(Rows from a dataset)
━━━━━━━━━━━━━━━━

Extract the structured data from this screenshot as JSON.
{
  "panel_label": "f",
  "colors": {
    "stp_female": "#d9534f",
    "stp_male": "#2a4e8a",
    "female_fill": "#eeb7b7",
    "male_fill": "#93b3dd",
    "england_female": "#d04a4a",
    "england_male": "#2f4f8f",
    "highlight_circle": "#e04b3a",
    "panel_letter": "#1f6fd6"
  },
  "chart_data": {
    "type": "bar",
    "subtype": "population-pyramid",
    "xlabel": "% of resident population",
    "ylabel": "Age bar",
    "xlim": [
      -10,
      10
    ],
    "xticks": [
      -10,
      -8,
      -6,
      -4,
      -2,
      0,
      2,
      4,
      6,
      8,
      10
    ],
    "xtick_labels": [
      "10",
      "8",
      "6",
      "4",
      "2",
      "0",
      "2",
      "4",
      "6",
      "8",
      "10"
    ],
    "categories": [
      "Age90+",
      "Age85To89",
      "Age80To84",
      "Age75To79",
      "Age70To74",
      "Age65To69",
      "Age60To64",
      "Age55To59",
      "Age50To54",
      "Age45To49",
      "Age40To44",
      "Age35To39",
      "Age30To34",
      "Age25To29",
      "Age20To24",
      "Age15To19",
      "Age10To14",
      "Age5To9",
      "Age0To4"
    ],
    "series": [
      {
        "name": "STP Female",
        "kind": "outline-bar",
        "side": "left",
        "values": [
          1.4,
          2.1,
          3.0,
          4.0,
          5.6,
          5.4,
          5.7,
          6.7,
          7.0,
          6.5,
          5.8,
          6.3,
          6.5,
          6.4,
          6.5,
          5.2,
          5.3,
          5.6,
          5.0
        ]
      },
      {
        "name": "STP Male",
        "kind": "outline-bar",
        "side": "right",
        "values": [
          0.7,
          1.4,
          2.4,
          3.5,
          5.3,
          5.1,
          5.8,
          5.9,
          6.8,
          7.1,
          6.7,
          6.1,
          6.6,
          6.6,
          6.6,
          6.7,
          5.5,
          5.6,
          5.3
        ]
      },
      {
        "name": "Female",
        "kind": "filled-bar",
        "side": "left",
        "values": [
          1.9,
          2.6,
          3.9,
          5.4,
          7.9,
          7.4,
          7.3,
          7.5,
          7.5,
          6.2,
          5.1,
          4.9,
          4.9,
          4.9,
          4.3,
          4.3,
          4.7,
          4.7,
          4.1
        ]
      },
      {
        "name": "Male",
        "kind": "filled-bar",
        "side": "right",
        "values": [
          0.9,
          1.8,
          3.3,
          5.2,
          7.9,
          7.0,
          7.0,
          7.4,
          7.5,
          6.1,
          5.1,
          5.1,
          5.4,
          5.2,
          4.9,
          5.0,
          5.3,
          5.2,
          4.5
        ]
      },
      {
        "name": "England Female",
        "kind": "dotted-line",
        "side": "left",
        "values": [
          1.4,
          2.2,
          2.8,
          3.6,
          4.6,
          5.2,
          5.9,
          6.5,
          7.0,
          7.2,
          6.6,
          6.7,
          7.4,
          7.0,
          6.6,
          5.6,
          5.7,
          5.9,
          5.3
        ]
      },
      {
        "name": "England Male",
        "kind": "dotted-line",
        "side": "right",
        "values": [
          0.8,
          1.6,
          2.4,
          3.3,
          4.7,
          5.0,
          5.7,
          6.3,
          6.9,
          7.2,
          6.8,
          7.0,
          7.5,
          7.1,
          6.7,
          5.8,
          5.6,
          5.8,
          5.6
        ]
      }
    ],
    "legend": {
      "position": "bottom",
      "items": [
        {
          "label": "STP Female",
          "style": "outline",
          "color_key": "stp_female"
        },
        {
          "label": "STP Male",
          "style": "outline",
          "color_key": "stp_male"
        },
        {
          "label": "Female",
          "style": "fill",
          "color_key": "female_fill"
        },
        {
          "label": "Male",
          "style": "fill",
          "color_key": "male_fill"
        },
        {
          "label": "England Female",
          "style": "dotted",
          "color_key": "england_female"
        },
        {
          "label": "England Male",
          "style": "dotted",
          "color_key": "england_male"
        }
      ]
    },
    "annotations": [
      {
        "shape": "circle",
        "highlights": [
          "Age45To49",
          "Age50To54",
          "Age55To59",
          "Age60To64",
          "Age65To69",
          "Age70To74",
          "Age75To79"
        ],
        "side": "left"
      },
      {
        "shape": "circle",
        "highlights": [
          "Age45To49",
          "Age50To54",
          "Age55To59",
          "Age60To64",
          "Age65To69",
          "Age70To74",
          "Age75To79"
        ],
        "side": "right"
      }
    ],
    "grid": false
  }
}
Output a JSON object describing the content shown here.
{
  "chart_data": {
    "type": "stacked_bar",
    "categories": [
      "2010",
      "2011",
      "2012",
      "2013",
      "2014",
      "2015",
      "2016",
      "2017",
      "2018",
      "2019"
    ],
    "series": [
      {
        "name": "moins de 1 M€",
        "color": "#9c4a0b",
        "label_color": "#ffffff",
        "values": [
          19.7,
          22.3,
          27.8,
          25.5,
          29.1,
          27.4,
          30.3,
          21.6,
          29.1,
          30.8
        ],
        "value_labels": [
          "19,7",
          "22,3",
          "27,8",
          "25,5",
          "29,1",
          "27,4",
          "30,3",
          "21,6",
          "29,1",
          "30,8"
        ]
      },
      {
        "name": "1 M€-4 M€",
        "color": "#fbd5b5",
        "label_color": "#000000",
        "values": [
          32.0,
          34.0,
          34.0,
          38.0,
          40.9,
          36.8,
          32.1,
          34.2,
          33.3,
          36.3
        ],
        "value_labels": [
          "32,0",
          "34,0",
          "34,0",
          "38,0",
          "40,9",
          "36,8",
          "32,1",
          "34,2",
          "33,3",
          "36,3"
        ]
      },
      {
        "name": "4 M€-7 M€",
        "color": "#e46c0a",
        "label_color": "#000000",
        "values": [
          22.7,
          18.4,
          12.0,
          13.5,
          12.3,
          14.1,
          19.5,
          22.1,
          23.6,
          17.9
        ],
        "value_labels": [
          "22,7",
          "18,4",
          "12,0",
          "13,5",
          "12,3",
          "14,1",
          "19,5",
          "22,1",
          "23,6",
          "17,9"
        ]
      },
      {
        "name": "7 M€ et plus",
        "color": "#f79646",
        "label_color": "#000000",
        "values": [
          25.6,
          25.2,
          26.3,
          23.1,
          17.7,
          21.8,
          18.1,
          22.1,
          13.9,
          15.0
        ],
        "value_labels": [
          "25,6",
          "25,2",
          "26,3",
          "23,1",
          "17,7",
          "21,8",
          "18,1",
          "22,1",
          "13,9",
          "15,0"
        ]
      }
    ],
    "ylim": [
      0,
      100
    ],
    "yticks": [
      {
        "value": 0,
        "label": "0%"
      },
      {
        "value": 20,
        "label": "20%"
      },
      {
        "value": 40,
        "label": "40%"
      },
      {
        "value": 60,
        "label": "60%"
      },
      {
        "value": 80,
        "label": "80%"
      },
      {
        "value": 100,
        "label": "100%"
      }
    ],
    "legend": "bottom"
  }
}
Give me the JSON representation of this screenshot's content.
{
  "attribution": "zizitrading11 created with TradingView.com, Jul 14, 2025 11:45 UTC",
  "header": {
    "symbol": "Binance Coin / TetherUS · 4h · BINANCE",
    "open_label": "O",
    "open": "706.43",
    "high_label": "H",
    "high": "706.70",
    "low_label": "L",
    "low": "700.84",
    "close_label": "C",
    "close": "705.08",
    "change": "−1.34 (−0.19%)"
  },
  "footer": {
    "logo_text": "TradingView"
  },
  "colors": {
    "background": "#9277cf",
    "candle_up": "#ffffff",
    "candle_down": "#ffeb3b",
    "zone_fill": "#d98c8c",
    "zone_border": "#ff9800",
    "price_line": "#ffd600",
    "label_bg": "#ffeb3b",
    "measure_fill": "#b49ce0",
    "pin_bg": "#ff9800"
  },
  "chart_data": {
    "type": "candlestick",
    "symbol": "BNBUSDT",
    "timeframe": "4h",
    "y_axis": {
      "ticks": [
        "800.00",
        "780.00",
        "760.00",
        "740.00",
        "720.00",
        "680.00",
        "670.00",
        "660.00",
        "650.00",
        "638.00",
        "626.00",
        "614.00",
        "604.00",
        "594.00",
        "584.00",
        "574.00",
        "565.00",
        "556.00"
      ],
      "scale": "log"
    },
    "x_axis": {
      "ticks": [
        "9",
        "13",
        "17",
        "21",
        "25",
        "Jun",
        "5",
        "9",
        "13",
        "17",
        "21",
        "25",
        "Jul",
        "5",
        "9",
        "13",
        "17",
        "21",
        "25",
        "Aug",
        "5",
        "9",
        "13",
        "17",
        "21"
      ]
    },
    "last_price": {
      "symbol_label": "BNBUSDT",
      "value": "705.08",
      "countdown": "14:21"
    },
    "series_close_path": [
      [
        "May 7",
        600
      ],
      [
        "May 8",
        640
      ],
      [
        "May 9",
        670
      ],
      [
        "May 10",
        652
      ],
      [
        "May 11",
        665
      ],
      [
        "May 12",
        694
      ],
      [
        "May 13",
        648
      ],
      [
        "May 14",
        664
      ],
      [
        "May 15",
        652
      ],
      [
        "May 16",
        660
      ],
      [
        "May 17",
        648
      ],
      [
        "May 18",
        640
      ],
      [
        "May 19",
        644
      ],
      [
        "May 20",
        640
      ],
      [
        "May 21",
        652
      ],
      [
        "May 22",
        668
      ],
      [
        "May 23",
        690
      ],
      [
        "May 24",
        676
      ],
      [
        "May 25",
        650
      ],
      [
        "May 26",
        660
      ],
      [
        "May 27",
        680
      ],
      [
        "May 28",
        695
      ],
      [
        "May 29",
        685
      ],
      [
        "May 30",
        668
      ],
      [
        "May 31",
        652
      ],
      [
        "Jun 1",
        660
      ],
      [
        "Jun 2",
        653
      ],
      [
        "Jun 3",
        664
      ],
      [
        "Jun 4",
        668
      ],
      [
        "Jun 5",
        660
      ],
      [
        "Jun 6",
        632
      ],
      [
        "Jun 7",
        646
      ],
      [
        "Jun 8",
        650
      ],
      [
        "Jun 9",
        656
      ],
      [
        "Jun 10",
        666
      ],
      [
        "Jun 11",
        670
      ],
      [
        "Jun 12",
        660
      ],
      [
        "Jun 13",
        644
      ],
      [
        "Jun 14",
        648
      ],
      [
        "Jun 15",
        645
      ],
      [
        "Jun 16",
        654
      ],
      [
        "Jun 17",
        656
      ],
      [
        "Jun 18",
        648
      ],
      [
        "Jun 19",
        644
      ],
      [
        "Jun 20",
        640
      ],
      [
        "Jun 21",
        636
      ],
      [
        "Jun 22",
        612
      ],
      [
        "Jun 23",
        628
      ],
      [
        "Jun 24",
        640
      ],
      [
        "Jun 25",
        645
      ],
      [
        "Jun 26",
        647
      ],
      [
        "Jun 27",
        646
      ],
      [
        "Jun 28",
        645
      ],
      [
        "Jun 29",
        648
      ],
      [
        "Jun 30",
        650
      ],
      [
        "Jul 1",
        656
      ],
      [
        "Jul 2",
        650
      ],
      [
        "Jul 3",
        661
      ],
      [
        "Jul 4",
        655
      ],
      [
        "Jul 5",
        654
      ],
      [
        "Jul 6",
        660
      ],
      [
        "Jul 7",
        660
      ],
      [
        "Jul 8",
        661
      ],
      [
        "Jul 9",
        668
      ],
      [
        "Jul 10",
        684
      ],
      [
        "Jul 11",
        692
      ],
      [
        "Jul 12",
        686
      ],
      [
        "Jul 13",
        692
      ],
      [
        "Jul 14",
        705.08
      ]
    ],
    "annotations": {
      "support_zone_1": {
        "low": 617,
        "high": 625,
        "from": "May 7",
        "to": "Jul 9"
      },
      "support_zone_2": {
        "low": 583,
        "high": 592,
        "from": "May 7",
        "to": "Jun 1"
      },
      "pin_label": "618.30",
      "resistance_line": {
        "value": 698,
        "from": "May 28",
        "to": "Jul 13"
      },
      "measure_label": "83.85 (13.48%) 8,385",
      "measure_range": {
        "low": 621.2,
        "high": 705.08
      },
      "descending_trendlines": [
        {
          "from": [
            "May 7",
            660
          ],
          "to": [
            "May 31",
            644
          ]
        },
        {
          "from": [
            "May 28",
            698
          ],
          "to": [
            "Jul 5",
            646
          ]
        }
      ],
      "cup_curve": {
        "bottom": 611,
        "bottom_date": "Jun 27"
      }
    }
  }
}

━━━━━━━━━━━━━━━━

From the records above, pick out and copy each line holding the word "content".

Output a JSON object describing the content shown here.
Give me the JSON representation of this screenshot's content.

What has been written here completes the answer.